**Requirements**. Please repeat all of the lines that follow, exactly as written.

**Listed entries**.
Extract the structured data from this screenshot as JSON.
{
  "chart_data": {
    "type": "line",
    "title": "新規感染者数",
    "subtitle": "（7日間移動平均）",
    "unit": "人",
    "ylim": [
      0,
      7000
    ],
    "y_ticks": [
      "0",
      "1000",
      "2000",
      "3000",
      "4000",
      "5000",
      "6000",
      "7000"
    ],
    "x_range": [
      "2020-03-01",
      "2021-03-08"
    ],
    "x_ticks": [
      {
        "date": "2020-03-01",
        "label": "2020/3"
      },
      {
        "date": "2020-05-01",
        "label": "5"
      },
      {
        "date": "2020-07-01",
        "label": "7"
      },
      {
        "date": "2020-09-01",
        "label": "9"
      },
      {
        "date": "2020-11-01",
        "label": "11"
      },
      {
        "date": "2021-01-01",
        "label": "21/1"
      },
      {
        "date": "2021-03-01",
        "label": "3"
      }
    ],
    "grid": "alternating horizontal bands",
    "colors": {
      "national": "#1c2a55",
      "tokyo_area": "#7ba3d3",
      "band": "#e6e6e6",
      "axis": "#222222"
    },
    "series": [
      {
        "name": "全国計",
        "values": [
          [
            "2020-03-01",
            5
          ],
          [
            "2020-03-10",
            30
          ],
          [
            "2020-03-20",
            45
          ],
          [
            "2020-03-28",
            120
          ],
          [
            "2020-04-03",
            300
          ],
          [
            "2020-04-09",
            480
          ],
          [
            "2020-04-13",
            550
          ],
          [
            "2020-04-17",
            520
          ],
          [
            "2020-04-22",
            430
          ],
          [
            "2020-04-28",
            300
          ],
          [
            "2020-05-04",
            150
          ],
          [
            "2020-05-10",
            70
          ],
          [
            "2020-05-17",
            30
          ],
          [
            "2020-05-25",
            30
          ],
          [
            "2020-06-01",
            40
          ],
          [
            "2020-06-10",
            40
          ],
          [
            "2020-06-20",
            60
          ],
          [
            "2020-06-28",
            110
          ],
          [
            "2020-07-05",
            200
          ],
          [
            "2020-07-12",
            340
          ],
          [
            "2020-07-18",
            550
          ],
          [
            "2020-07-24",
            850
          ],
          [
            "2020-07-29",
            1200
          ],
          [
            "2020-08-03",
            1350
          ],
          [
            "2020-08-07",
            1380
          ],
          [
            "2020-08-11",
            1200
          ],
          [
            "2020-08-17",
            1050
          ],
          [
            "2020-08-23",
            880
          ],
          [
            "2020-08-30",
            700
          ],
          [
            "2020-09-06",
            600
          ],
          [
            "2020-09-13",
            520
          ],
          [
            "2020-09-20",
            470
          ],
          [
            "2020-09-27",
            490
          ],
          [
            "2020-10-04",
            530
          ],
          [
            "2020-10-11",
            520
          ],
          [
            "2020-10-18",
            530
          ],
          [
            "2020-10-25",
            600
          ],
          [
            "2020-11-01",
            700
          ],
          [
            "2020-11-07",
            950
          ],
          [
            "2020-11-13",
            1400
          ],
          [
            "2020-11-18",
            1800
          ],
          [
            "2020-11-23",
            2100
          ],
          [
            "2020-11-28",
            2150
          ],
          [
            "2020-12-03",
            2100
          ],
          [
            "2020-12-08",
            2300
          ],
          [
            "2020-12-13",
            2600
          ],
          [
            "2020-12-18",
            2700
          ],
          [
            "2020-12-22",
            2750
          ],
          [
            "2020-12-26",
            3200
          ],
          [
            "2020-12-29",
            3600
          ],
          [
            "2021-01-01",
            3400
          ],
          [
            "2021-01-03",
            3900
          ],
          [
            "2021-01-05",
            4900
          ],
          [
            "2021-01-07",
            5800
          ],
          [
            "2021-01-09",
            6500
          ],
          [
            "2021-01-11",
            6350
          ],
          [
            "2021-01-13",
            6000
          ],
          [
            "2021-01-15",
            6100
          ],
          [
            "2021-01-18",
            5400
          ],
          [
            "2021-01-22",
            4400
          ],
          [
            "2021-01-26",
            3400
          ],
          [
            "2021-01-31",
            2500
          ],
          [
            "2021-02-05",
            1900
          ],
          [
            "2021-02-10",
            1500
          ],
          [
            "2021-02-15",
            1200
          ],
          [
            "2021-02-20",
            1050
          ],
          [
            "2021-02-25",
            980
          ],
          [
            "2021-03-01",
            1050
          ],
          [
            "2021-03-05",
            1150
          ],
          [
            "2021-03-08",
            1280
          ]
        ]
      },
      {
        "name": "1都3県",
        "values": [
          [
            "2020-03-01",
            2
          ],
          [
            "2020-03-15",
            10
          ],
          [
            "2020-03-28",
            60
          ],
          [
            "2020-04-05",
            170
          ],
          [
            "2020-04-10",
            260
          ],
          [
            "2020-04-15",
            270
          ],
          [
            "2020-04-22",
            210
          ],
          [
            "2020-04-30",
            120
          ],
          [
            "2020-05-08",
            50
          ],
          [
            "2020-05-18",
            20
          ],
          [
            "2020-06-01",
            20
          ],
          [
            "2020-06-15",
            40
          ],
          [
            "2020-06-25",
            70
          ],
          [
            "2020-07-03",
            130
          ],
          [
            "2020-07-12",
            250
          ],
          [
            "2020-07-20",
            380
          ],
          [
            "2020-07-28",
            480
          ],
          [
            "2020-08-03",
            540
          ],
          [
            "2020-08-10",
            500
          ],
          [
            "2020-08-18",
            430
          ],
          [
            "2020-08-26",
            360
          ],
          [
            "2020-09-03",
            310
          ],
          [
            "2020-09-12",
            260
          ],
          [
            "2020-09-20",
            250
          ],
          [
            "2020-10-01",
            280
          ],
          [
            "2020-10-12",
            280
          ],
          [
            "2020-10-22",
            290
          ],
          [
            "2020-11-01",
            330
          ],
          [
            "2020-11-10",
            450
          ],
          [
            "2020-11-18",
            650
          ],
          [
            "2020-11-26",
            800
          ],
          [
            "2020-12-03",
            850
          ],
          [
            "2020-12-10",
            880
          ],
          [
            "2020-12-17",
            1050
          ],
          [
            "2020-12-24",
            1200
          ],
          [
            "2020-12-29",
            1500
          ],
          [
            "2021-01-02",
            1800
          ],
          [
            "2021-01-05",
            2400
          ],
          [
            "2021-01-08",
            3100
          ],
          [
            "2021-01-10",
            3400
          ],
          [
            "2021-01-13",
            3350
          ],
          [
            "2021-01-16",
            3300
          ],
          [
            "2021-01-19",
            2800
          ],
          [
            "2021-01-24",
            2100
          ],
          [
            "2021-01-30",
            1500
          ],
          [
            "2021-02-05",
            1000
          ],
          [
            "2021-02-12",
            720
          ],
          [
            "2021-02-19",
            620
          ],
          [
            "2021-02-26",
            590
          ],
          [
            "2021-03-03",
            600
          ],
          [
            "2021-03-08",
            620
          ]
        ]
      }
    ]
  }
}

**Full answer**.
Extract the structured data from this screenshot as JSON.
{
  "chart_data": {
    "type": "line",
    "title": "新規感染者数",
    "subtitle": "（7日間移動平均）",
    "unit": "人",
    "ylim": [
      0,
      7000
    ],
    "y_ticks": [
      "0",
      "1000",
      "2000",
      "3000",
      "4000",
      "5000",
      "6000",
      "7000"
    ],
    "x_range": [
      "2020-03-01",
      "2021-03-08"
    ],
    "x_ticks": [
      {
        "date": "2020-03-01",
        "label": "2020/3"
      },
      {
        "date": "2020-05-01",
        "label": "5"
      },
      {
        "date": "2020-07-01",
        "label": "7"
      },
      {
        "date": "2020-09-01",
        "label": "9"
      },
      {
        "date": "2020-11-01",
        "label": "11"
      },
      {
        "date": "2021-01-01",
        "label": "21/1"
      },
      {
        "date": "2021-03-01",
        "label": "3"
      }
    ],
    "grid": "alternating horizontal bands",
    "colors": {
      "national": "#1c2a55",
      "tokyo_area": "#7ba3d3",
      "band": "#e6e6e6",
      "axis": "#222222"
    },
    "series": [
      {
        "name": "全国計",
        "values": [
          [
            "2020-03-01",
            5
          ],
          [
            "2020-03-10",
            30
          ],
          [
            "2020-03-20",
            45
          ],
          [
            "2020-03-28",
            120
          ],
          [
            "2020-04-03",
            300
          ],
          [
            "2020-04-09",
            480
          ],
          [
            "2020-04-13",
            550
          ],
          [
            "2020-04-17",
            520
          ],
          [
            "2020-04-22",
            430
          ],
          [
            "2020-04-28",
            300
          ],
          [
            "2020-05-04",
            150
          ],
          [
            "2020-05-10",
            70
          ],
          [
            "2020-05-17",
            30
          ],
          [
            "2020-05-25",
            30
          ],
          [
            "2020-06-01",
            40
          ],
          [
            "2020-06-10",
            40
          ],
          [
            "2020-06-20",
            60
          ],
          [
            "2020-06-28",
            110
          ],
          [
            "2020-07-05",
            200
          ],
          [
            "2020-07-12",
            340
          ],
          [
            "2020-07-18",
            550
          ],
          [
            "2020-07-24",
            850
          ],
          [
            "2020-07-29",
            1200
          ],
          [
            "2020-08-03",
            1350
          ],
          [
            "2020-08-07",
            1380
          ],
          [
            "2020-08-11",
            1200
          ],
          [
            "2020-08-17",
            1050
          ],
          [
            "2020-08-23",
            880
          ],
          [
            "2020-08-30",
            700
          ],
          [
            "2020-09-06",
            600
          ],
          [
            "2020-09-13",
            520
          ],
          [
            "2020-09-20",
            470
          ],
          [
            "2020-09-27",
            490
          ],
          [
            "2020-10-04",
            530
          ],
          [
            "2020-10-11",
            520
          ],
          [
            "2020-10-18",
            530
          ],
          [
            "2020-10-25",
            600
          ],
          [
            "2020-11-01",
            700
          ],
          [
            "2020-11-07",
            950
          ],
          [
            "2020-11-13",
            1400
          ],
          [
            "2020-11-18",
            1800
          ],
          [
            "2020-11-23",
            2100
          ],
          [
            "2020-11-28",
            2150
          ],
          [
            "2020-12-03",
            2100
          ],
          [
            "2020-12-08",
            2300
          ],
          [
            "2020-12-13",
            2600
          ],
          [
            "2020-12-18",
            2700
          ],
          [
            "2020-12-22",
            2750
          ],
          [
            "2020-12-26",
            3200
          ],
          [
            "2020-12-29",
            3600
          ],
          [
            "2021-01-01",
            3400
          ],
          [
            "2021-01-03",
            3900
          ],
          [
            "2021-01-05",
            4900
          ],
          [
            "2021-01-07",
            5800
          ],
          [
            "2021-01-09",
            6500
          ],
          [
            "2021-01-11",
            6350
          ],
          [
            "2021-01-13",
            6000
          ],
          [
            "2021-01-15",
            6100
          ],
          [
            "2021-01-18",
            5400
          ],
          [
            "2021-01-22",
            4400
          ],
          [
            "2021-01-26",
            3400
          ],
          [
            "2021-01-31",
            2500
          ],
          [
            "2021-02-05",
            1900
          ],
          [
            "2021-02-10",
            1500
          ],
          [
            "2021-02-15",
            1200
          ],
          [
            "2021-02-20",
            1050
          ],
          [
            "2021-02-25",
            980
          ],
          [
            "2021-03-01",
            1050
          ],
          [
            "2021-03-05",
            1150
          ],
          [
            "2021-03-08",
            1280
          ]
        ]
      },
      {
        "name": "1都3県",
        "values": [
          [
            "2020-03-01",
            2
          ],
          [
            "2020-03-15",
            10
          ],
          [
            "2020-03-28",
            60
          ],
          [
            "2020-04-05",
            170
          ],
          [
            "2020-04-10",
            260
          ],
          [
            "2020-04-15",
            270
          ],
          [
            "2020-04-22",
            210
          ],
          [
            "2020-04-30",
            120
          ],
          [
            "2020-05-08",
            50
          ],
          [
            "2020-05-18",
            20
          ],
          [
            "2020-06-01",
            20
          ],
          [
            "2020-06-15",
            40
          ],
          [
            "2020-06-25",
            70
          ],
          [
            "2020-07-03",
            130
          ],
          [
            "2020-07-12",
            250
          ],
          [
            "2020-07-20",
            380
          ],
          [
            "2020-07-28",
            480
          ],
          [
            "2020-08-03",
            540
          ],
          [
            "2020-08-10",
            500
          ],
          [
            "2020-08-18",
            430
          ],
          [
            "2020-08-26",
            360
          ],
          [
            "2020-09-03",
            310
          ],
          [
            "2020-09-12",
            260
          ],
          [
            "2020-09-20",
            250
          ],
          [
            "2020-10-01",
            280
          ],
          [
            "2020-10-12",
            280
          ],
          [
            "2020-10-22",
            290
          ],
          [
            "2020-11-01",
            330
          ],
          [
            "2020-11-10",
            450
          ],
          [
            "2020-11-18",
            650
          ],
          [
            "2020-11-26",
            800
          ],
          [
            "2020-12-03",
            850
          ],
          [
            "2020-12-10",
            880
          ],
          [
            "2020-12-17",
            1050
          ],
          [
            "2020-12-24",
            1200
          ],
          [
            "2020-12-29",
            1500
          ],
          [
            "2021-01-02",
            1800
          ],
          [
            "2021-01-05",
            2400
          ],
          [
            "2021-01-08",
            3100
          ],
          [
            "2021-01-10",
            3400
          ],
          [
            "2021-01-13",
            3350
          ],
          [
            "2021-01-16",
            3300
          ],
          [
            "2021-01-19",
            2800
          ],
          [
            "2021-01-24",
            2100
          ],
          [
            "2021-01-30",
            1500
          ],
          [
            "2021-02-05",
            1000
          ],
          [
            "2021-02-12",
            720
          ],
          [
            "2021-02-19",
            620
          ],
          [
            "2021-02-26",
            590
          ],
          [
            "2021-03-03",
            600
          ],
          [
            "2021-03-08",
            620
          ]
        ]
      }
    ]
  }
}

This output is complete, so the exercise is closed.